## start Given records

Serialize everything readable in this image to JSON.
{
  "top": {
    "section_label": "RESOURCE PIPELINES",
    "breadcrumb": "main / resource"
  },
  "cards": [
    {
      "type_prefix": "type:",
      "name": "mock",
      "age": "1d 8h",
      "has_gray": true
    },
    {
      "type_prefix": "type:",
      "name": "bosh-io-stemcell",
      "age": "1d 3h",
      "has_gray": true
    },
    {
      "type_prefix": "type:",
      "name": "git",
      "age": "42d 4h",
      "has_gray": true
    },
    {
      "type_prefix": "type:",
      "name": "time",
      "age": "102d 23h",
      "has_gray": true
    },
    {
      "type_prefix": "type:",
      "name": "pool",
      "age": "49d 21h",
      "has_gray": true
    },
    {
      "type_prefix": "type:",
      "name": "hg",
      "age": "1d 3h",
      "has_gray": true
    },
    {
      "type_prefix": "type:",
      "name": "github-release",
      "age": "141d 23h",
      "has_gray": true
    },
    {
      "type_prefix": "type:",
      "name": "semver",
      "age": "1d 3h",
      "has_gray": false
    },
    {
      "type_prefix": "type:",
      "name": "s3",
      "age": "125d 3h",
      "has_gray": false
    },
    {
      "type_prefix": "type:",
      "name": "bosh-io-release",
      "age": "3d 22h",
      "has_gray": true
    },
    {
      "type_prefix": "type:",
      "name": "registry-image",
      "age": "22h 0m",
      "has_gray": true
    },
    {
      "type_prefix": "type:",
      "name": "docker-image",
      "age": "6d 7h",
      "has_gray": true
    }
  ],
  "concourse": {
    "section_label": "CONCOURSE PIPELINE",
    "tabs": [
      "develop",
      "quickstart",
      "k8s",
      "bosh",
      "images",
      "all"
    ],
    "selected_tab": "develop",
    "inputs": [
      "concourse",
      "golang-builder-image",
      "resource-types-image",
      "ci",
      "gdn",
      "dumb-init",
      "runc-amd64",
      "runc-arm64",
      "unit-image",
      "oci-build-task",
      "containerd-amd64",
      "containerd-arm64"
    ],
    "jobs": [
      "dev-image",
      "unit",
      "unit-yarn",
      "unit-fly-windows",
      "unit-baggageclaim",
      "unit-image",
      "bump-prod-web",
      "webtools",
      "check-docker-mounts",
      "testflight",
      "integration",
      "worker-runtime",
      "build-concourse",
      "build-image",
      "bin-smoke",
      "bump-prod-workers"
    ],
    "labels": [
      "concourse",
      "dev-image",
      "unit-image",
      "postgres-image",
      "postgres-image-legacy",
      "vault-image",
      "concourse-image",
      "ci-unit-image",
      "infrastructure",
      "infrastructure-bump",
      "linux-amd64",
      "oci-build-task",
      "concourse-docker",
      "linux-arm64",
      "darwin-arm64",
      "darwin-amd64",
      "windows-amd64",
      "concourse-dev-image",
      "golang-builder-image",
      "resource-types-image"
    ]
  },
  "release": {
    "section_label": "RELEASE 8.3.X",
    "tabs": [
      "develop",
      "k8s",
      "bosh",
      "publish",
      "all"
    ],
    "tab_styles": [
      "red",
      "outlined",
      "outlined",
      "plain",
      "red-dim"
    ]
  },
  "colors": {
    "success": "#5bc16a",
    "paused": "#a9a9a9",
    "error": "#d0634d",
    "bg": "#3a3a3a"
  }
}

## end Given records

▶ [What is being asked]:
Go through the preceding material and copy each line that has the word "docker".

▶ [Full output]:
      "name": "docker-image",
      "check-docker-mounts",
      "concourse-docker",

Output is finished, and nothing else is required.